**** Text
Despite current uncertainties, more detailed analysis of hypoxia signalling in cardiac development, together with clinical studies of genetic predisposition to, and epidemiology of, cardiac anomalies, should provide better understanding and prevention. New molecular insights into these interactions could also inform the more general (and more difficult) question of the mechanistic basis of the fetal effects on more complex later-life cardiovascular phenotypes, such as body mass, blood pressure and vascular disease. In particular, the recognition that a range of other human 2-oxoglutarate oxygenases are involved in epigenetic regulation of DNA and histone methylation, lipid metabolism and protein synthesis,¹⁵ raises the possibility that other oxygen-dependent processes might mediate the effects of hypoxia on development, and merits exploration.
********
### Exercise tasks
1. Please extract the words from the passage on hypoxia signalling, starting at "Despite current uncertainties, more" and ending at "and merits exploration.".
2. In the passage on hypoxia signalling, which later-life cardiovascular phenotypes are named as examples?
**** Recorded information
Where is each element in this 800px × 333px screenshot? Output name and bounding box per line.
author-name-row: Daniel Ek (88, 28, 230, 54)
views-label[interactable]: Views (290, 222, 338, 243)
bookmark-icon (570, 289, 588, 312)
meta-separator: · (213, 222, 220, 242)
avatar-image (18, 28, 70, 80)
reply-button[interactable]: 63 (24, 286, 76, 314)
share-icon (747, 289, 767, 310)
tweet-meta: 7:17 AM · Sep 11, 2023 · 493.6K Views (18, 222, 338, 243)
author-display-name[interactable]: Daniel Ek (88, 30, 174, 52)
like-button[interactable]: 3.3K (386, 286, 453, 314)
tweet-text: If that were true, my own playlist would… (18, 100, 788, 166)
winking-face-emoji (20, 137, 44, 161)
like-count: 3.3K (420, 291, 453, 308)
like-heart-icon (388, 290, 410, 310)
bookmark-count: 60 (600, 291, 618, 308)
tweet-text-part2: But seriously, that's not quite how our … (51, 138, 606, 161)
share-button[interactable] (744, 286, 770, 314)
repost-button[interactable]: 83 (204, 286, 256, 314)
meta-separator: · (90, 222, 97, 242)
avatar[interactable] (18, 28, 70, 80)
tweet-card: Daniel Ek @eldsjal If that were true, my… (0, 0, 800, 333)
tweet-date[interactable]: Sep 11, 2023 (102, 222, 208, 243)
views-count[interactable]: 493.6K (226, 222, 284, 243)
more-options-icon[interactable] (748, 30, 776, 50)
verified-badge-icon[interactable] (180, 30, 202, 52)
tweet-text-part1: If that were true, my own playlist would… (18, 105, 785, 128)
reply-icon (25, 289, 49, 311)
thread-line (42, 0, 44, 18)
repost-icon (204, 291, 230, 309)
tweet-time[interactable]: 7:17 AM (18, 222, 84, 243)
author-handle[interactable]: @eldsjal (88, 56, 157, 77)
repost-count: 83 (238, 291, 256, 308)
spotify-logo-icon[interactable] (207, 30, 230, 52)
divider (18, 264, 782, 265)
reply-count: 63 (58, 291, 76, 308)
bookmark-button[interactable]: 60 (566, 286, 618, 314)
********
### Replies
1.
Despite current uncertainties, more detailed analysis of hypoxia signalling in cardiac development, together with clinical studies of genetic predisposition to, and epidemiology of, cardiac anomalies, should provide better understanding and prevention. New molecular insights into these interactions could also inform the more general (and more difficult) question of the mechanistic basis of the fetal effects on more complex later-life cardiovascular phenotypes, such as body mass, blood pressure and vascular disease. In particular, the recognition that a range of other human 2-oxoglutarate oxygenases are involved in epigenetic regulation of DNA and histone methylation, lipid metabolism and protein synthesis,¹⁵ raises the possibility that other oxygen-dependent processes might mediate the effects of hypoxia on development, and merits exploration.

2. Body mass, blood pressure and vascular disease.